- [WORK TO COMPLETE] Each line of the listing must be transcribed exactly, except for the images, which should be excluded.

- [GIVEN RECORDS]
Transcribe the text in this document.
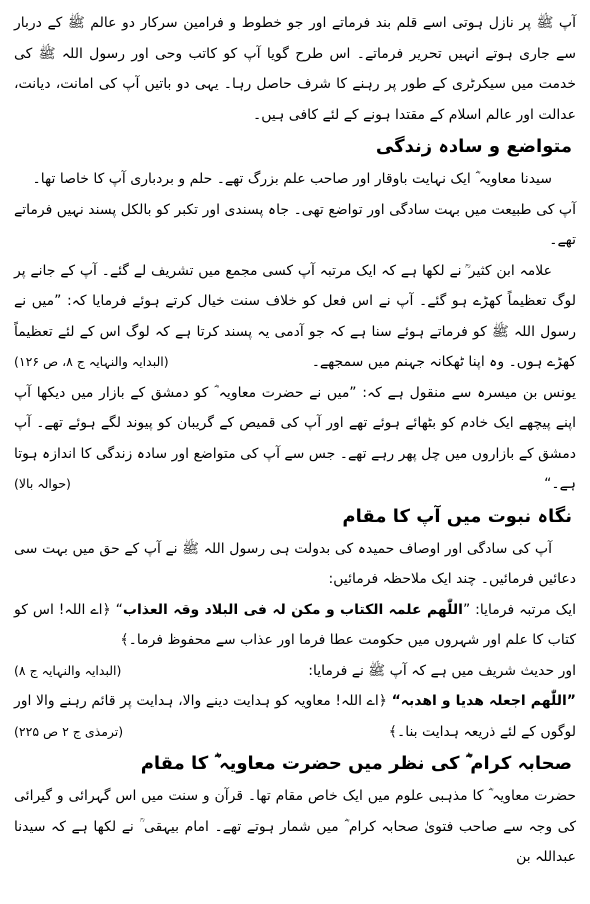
آپ ﷺ پر نازل ہوتی اسے قلم بند فرماتے اور جو خطوط و فرامین سرکار دو عالم ﷺ کے دربار سے جاری ہوتے انہیں تحریر فرماتے۔ اس طرح گویا آپ کو کاتب وحی اور رسول اللہ ﷺ کی خدمت میں سیکرٹری کے طور پر رہنے کا شرف حاصل رہا۔ یہی دو باتیں آپ کی امانت، دیانت، عدالت اور عالم اسلام کے مقتدا ہونے کے لئے کافی ہیں۔

متواضع و سادہ زندگی

سیدنا معاویہ ؓ ایک نہایت باوقار اور صاحب علم بزرگ تھے۔ حلم و بردباری آپ کا خاصا تھا۔

آپ کی طبیعت میں بہت سادگی اور تواضع تھی۔ جاہ پسندی اور تکبر کو بالکل پسند نہیں فرماتے تھے۔

علامہ ابن کثیر ؒ نے لکھا ہے کہ ایک مرتبہ آپ کسی مجمع میں تشریف لے گئے۔ آپ کے جانے پر لوگ تعظیماً کھڑے ہو گئے۔ آپ نے اس فعل کو خلاف سنت خیال کرتے ہوئے فرمایا کہ: ”میں نے رسول اللہ ﷺ کو فرماتے ہوئے سنا ہے کہ جو آدمی یہ پسند کرتا ہے کہ لوگ اس کے لئے تعظیماً کھڑے ہوں۔ وہ اپنا ٹھکانہ جہنم میں سمجھے۔
(البدایہ والنہایہ ج ۸، ص ۱۲۶)

یونس بن میسرہ سے منقول ہے کہ: ”میں نے حضرت معاویہ ؓ کو دمشق کے بازار میں دیکھا آپ اپنے پیچھے ایک خادم کو بٹھائے ہوئے تھے اور آپ کی قمیص کے گریبان کو پیوند لگے ہوئے تھے۔ آپ دمشق کے بازاروں میں چل پھر رہے تھے۔ جس سے آپ کی متواضع اور سادہ زندگی کا اندازہ ہوتا ہے۔“
(حوالہ بالا)

نگاہ نبوت میں آپ کا مقام

آپ کی سادگی اور اوصاف حمیدہ کی بدولت ہی رسول اللہ ﷺ نے آپ کے حق میں بہت سی دعائیں فرمائیں۔ چند ایک ملاحظہ فرمائیں:

ایک مرتبہ فرمایا: ”اللّٰھم علمہ الکتاب و مکن لہ فی البلاد وقہ العذاب“ ﴿اے اللہ! اس کو کتاب کا علم اور شہروں میں حکومت عطا فرما اور عذاب سے محفوظ فرما۔﴾
(البدایہ والنہایہ ج ۸)	اور حدیث شریف میں ہے کہ آپ ﷺ نے فرمایا:

”اللّٰھم اجعلہ ھدیا و اھدبہ“ ﴿اے اللہ! معاویہ کو ہدایت دینے والا، ہدایت پر قائم رہنے والا اور لوگوں کے لئے ذریعہ ہدایت بنا۔﴾
(ترمذی ج ۲ ص ۲۲۵)

صحابہ کرام ؓ کی نظر میں حضرت معاویہ ؓ کا مقام

حضرت معاویہ ؓ کا مذہبی علوم میں ایک خاص مقام تھا۔ قرآن و سنت میں اس گہرائی و گیرائی کی وجہ سے صاحب فتویٰ صحابہ کرام ؓ میں شمار ہوتے تھے۔ امام بیہقی ؒ نے لکھا ہے کہ سیدنا عبداللہ بن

- [RESPONSE TO THIS EXERCISE]
Transcribe the text in this document.
آپ ﷺ پر نازل ہوتی اسے قلم بند فرماتے اور جو خطوط و فرامین سرکار دو عالم ﷺ کے دربار سے جاری ہوتے انہیں تحریر فرماتے۔ اس طرح گویا آپ کو کاتب وحی اور رسول اللہ ﷺ کی خدمت میں سیکرٹری کے طور پر رہنے کا شرف حاصل رہا۔ یہی دو باتیں آپ کی امانت، دیانت، عدالت اور عالم اسلام کے مقتدا ہونے کے لئے کافی ہیں۔

متواضع و سادہ زندگی

سیدنا معاویہ ؓ ایک نہایت باوقار اور صاحب علم بزرگ تھے۔ حلم و بردباری آپ کا خاصا تھا۔

آپ کی طبیعت میں بہت سادگی اور تواضع تھی۔ جاہ پسندی اور تکبر کو بالکل پسند نہیں فرماتے تھے۔

علامہ ابن کثیر ؒ نے لکھا ہے کہ ایک مرتبہ آپ کسی مجمع میں تشریف لے گئے۔ آپ کے جانے پر لوگ تعظیماً کھڑے ہو گئے۔ آپ نے اس فعل کو خلاف سنت خیال کرتے ہوئے فرمایا کہ: ”میں نے رسول اللہ ﷺ کو فرماتے ہوئے سنا ہے کہ جو آدمی یہ پسند کرتا ہے کہ لوگ اس کے لئے تعظیماً کھڑے ہوں۔ وہ اپنا ٹھکانہ جہنم میں سمجھے۔
(البدایہ والنہایہ ج ۸، ص ۱۲۶)

یونس بن میسرہ سے منقول ہے کہ: ”میں نے حضرت معاویہ ؓ کو دمشق کے بازار میں دیکھا آپ اپنے پیچھے ایک خادم کو بٹھائے ہوئے تھے اور آپ کی قمیص کے گریبان کو پیوند لگے ہوئے تھے۔ آپ دمشق کے بازاروں میں چل پھر رہے تھے۔ جس سے آپ کی متواضع اور سادہ زندگی کا اندازہ ہوتا ہے۔“
(حوالہ بالا)

نگاہ نبوت میں آپ کا مقام

آپ کی سادگی اور اوصاف حمیدہ کی بدولت ہی رسول اللہ ﷺ نے آپ کے حق میں بہت سی دعائیں فرمائیں۔ چند ایک ملاحظہ فرمائیں:

ایک مرتبہ فرمایا: ”اللّٰھم علمہ الکتاب و مکن لہ فی البلاد وقہ العذاب“ ﴿اے اللہ! اس کو کتاب کا علم اور شہروں میں حکومت عطا فرما اور عذاب سے محفوظ فرما۔﴾
(البدایہ والنہایہ ج ۸)	اور حدیث شریف میں ہے کہ آپ ﷺ نے فرمایا:

”اللّٰھم اجعلہ ھدیا و اھدبہ“ ﴿اے اللہ! معاویہ کو ہدایت دینے والا، ہدایت پر قائم رہنے والا اور لوگوں کے لئے ذریعہ ہدایت بنا۔﴾
(ترمذی ج ۲ ص ۲۲۵)

صحابہ کرام ؓ کی نظر میں حضرت معاویہ ؓ کا مقام

حضرت معاویہ ؓ کا مذہبی علوم میں ایک خاص مقام تھا۔ قرآن و سنت میں اس گہرائی و گیرائی کی وجہ سے صاحب فتویٰ صحابہ کرام ؓ میں شمار ہوتے تھے۔ امام بیہقی ؒ نے لکھا ہے کہ سیدنا عبداللہ بن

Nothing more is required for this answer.